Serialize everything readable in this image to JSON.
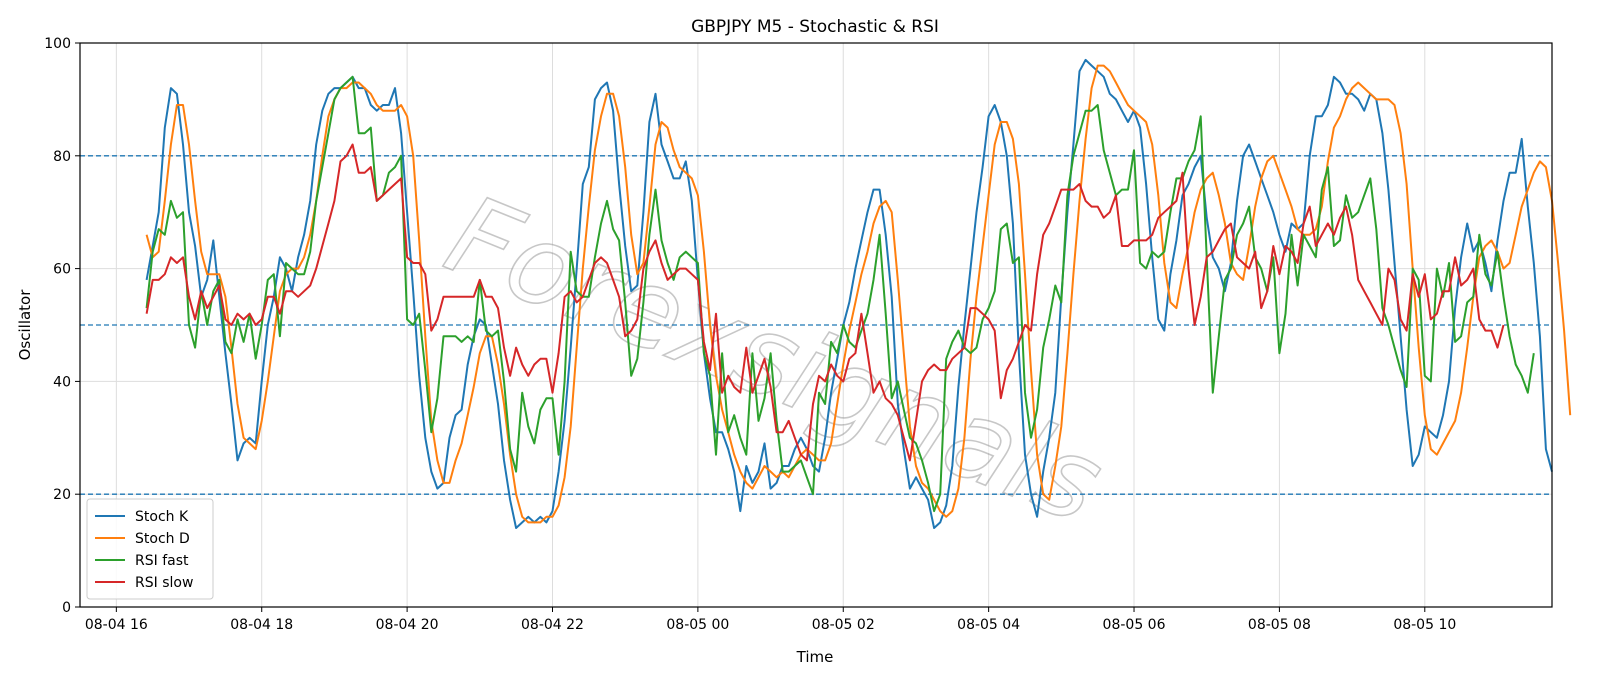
{
  "chart_data": {
    "type": "line",
    "title": "GBPJPY M5 - Stochastic & RSI",
    "xlabel": "Time",
    "ylabel": "Oscillator",
    "ylim": [
      0,
      100
    ],
    "xlim": [
      "08-04 15:30",
      "08-05 11:45"
    ],
    "x_start": "08-04 16:25",
    "x_step_minutes": 5,
    "x_ticks": [
      "08-04 16",
      "08-04 18",
      "08-04 20",
      "08-04 22",
      "08-05 00",
      "08-05 02",
      "08-05 04",
      "08-05 06",
      "08-05 08",
      "08-05 10"
    ],
    "y_ticks": [
      0,
      20,
      40,
      60,
      80,
      100
    ],
    "grid": true,
    "reference_lines": [
      80,
      50,
      20
    ],
    "reference_line_color": "#1f77b4",
    "legend": "bottom-left",
    "watermark": "Forexsignals",
    "series": [
      {
        "name": "Stoch K",
        "color": "#1f77b4",
        "values": [
          58,
          64,
          70,
          85,
          92,
          91,
          82,
          70,
          64,
          55,
          58,
          65,
          55,
          45,
          36,
          26,
          29,
          30,
          29,
          40,
          50,
          55,
          62,
          60,
          56,
          62,
          66,
          72,
          82,
          88,
          91,
          92,
          92,
          93,
          94,
          92,
          92,
          89,
          88,
          89,
          89,
          92,
          84,
          70,
          56,
          41,
          30,
          24,
          21,
          22,
          30,
          34,
          35,
          43,
          48,
          51,
          50,
          43,
          36,
          26,
          19,
          14,
          15,
          16,
          15,
          16,
          15,
          17,
          24,
          33,
          46,
          60,
          75,
          78,
          90,
          92,
          93,
          88,
          75,
          64,
          56,
          57,
          70,
          86,
          91,
          82,
          79,
          76,
          76,
          79,
          72,
          58,
          45,
          37,
          31,
          31,
          28,
          24,
          17,
          25,
          22,
          24,
          29,
          21,
          22,
          25,
          25,
          28,
          30,
          28,
          25,
          24,
          30,
          38,
          44,
          50,
          54,
          60,
          65,
          70,
          74,
          74,
          66,
          55,
          36,
          28,
          21,
          23,
          21,
          19,
          14,
          15,
          18,
          25,
          39,
          50,
          60,
          70,
          78,
          87,
          89,
          86,
          80,
          68,
          45,
          27,
          20,
          16,
          24,
          30,
          38,
          55,
          70,
          82,
          95,
          97,
          96,
          95,
          94,
          91,
          90,
          88,
          86,
          88,
          85,
          75,
          62,
          51,
          49,
          59,
          65,
          73,
          75,
          78,
          80,
          69,
          62,
          60,
          56,
          61,
          72,
          80,
          82,
          79,
          76,
          73,
          70,
          66,
          63,
          68,
          67,
          68,
          80,
          87,
          87,
          89,
          94,
          93,
          91,
          91,
          90,
          88,
          91,
          90,
          84,
          74,
          61,
          48,
          35,
          25,
          27,
          32,
          31,
          30,
          34,
          40,
          53,
          62,
          68,
          63,
          65,
          61,
          56,
          65,
          72,
          77,
          77,
          83,
          71,
          61,
          48,
          28,
          24
        ]
      },
      {
        "name": "Stoch D",
        "color": "#ff7f0e",
        "values": [
          66,
          62,
          63,
          72,
          82,
          89,
          89,
          82,
          72,
          63,
          59,
          59,
          59,
          55,
          46,
          36,
          30,
          29,
          28,
          33,
          40,
          48,
          56,
          59,
          60,
          60,
          62,
          66,
          72,
          80,
          87,
          90,
          92,
          92,
          93,
          93,
          92,
          91,
          89,
          88,
          88,
          88,
          89,
          87,
          80,
          65,
          48,
          33,
          26,
          22,
          22,
          26,
          29,
          34,
          39,
          45,
          48,
          48,
          43,
          36,
          27,
          20,
          16,
          15,
          15,
          15,
          16,
          16,
          18,
          23,
          32,
          46,
          60,
          71,
          81,
          87,
          91,
          91,
          87,
          78,
          66,
          59,
          61,
          71,
          82,
          86,
          85,
          81,
          78,
          77,
          76,
          73,
          63,
          50,
          41,
          35,
          31,
          27,
          24,
          22,
          21,
          23,
          25,
          24,
          23,
          24,
          23,
          25,
          27,
          28,
          27,
          26,
          26,
          29,
          36,
          43,
          49,
          54,
          59,
          63,
          68,
          71,
          72,
          70,
          58,
          45,
          32,
          25,
          22,
          21,
          19,
          17,
          16,
          17,
          21,
          30,
          44,
          55,
          64,
          73,
          82,
          86,
          86,
          83,
          75,
          59,
          42,
          27,
          20,
          19,
          25,
          32,
          45,
          59,
          72,
          83,
          92,
          96,
          96,
          95,
          93,
          91,
          89,
          88,
          87,
          86,
          82,
          73,
          61,
          54,
          53,
          59,
          64,
          70,
          74,
          76,
          77,
          73,
          68,
          61,
          59,
          58,
          64,
          71,
          76,
          79,
          80,
          77,
          74,
          71,
          67,
          66,
          66,
          67,
          71,
          79,
          85,
          87,
          90,
          92,
          93,
          92,
          91,
          90,
          90,
          90,
          89,
          84,
          75,
          60,
          46,
          34,
          28,
          27,
          29,
          31,
          33,
          38,
          46,
          55,
          62,
          64,
          65,
          63,
          60,
          61,
          66,
          71,
          74,
          77,
          79,
          78,
          72,
          61,
          49,
          34
        ]
      },
      {
        "name": "RSI fast",
        "color": "#2ca02c",
        "values": [
          53,
          63,
          67,
          66,
          72,
          69,
          70,
          50,
          46,
          56,
          50,
          56,
          58,
          47,
          45,
          51,
          47,
          52,
          44,
          50,
          58,
          59,
          48,
          61,
          60,
          59,
          59,
          63,
          72,
          78,
          84,
          90,
          92,
          93,
          94,
          84,
          84,
          85,
          72,
          73,
          77,
          78,
          80,
          51,
          50,
          52,
          42,
          31,
          37,
          48,
          48,
          48,
          47,
          48,
          47,
          58,
          49,
          48,
          49,
          40,
          28,
          24,
          38,
          32,
          29,
          35,
          37,
          37,
          27,
          40,
          63,
          56,
          55,
          55,
          62,
          68,
          72,
          67,
          65,
          54,
          41,
          44,
          54,
          66,
          74,
          65,
          61,
          58,
          62,
          63,
          62,
          61,
          45,
          41,
          27,
          45,
          31,
          34,
          30,
          27,
          45,
          33,
          37,
          45,
          33,
          24,
          24,
          25,
          26,
          23,
          20,
          38,
          36,
          47,
          45,
          50,
          47,
          46,
          49,
          52,
          58,
          66,
          52,
          37,
          40,
          35,
          30,
          29,
          26,
          22,
          17,
          20,
          44,
          47,
          49,
          46,
          45,
          46,
          51,
          53,
          56,
          67,
          68,
          61,
          62,
          38,
          30,
          35,
          46,
          51,
          57,
          54,
          73,
          80,
          84,
          88,
          88,
          89,
          81,
          77,
          73,
          74,
          74,
          81,
          61,
          60,
          63,
          62,
          63,
          70,
          76,
          76,
          79,
          81,
          87,
          62,
          38,
          48,
          58,
          60,
          66,
          68,
          71,
          62,
          60,
          56,
          62,
          45,
          52,
          66,
          57,
          66,
          64,
          62,
          74,
          78,
          64,
          65,
          73,
          69,
          70,
          73,
          76,
          67,
          53,
          50,
          46,
          42,
          39,
          60,
          58,
          41,
          40,
          60,
          55,
          61,
          47,
          48,
          54,
          55,
          66,
          59,
          57,
          63,
          55,
          48,
          43,
          41,
          38,
          45
        ]
      },
      {
        "name": "RSI slow",
        "color": "#d62728",
        "values": [
          52,
          58,
          58,
          59,
          62,
          61,
          62,
          55,
          51,
          56,
          53,
          55,
          57,
          51,
          50,
          52,
          51,
          52,
          50,
          51,
          55,
          55,
          52,
          56,
          56,
          55,
          56,
          57,
          60,
          64,
          68,
          72,
          79,
          80,
          82,
          77,
          77,
          78,
          72,
          73,
          74,
          75,
          76,
          62,
          61,
          61,
          59,
          49,
          51,
          55,
          55,
          55,
          55,
          55,
          55,
          58,
          55,
          55,
          53,
          46,
          41,
          46,
          43,
          41,
          43,
          44,
          44,
          38,
          45,
          55,
          56,
          54,
          55,
          58,
          61,
          62,
          61,
          58,
          55,
          48,
          49,
          51,
          60,
          63,
          65,
          61,
          58,
          59,
          60,
          60,
          59,
          58,
          47,
          42,
          52,
          38,
          41,
          39,
          38,
          46,
          38,
          41,
          44,
          39,
          31,
          31,
          33,
          30,
          27,
          26,
          36,
          41,
          40,
          43,
          41,
          40,
          44,
          45,
          52,
          45,
          38,
          40,
          37,
          36,
          34,
          30,
          26,
          33,
          40,
          42,
          43,
          42,
          42,
          44,
          45,
          46,
          53,
          53,
          52,
          51,
          49,
          37,
          42,
          44,
          47,
          50,
          49,
          59,
          66,
          68,
          71,
          74,
          74,
          74,
          75,
          72,
          71,
          71,
          69,
          70,
          73,
          64,
          64,
          65,
          65,
          65,
          66,
          69,
          70,
          71,
          72,
          77,
          60,
          50,
          55,
          62,
          63,
          65,
          67,
          68,
          62,
          61,
          60,
          63,
          53,
          56,
          64,
          59,
          64,
          63,
          61,
          68,
          71,
          64,
          66,
          68,
          66,
          69,
          71,
          66,
          58,
          56,
          54,
          52,
          50,
          60,
          58,
          51,
          49,
          59,
          55,
          59,
          51,
          52,
          56,
          56,
          62,
          57,
          58,
          60,
          51,
          49,
          49,
          46,
          50
        ]
      }
    ]
  }
}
☆ ☆ ☆ ☆ ☆
» Exercise
Copy each line of the data above that holds "name".

» Task result
        "name": "Stoch K",
        "name": "Stoch D",
        "name": "RSI fast",
        "name": "RSI slow",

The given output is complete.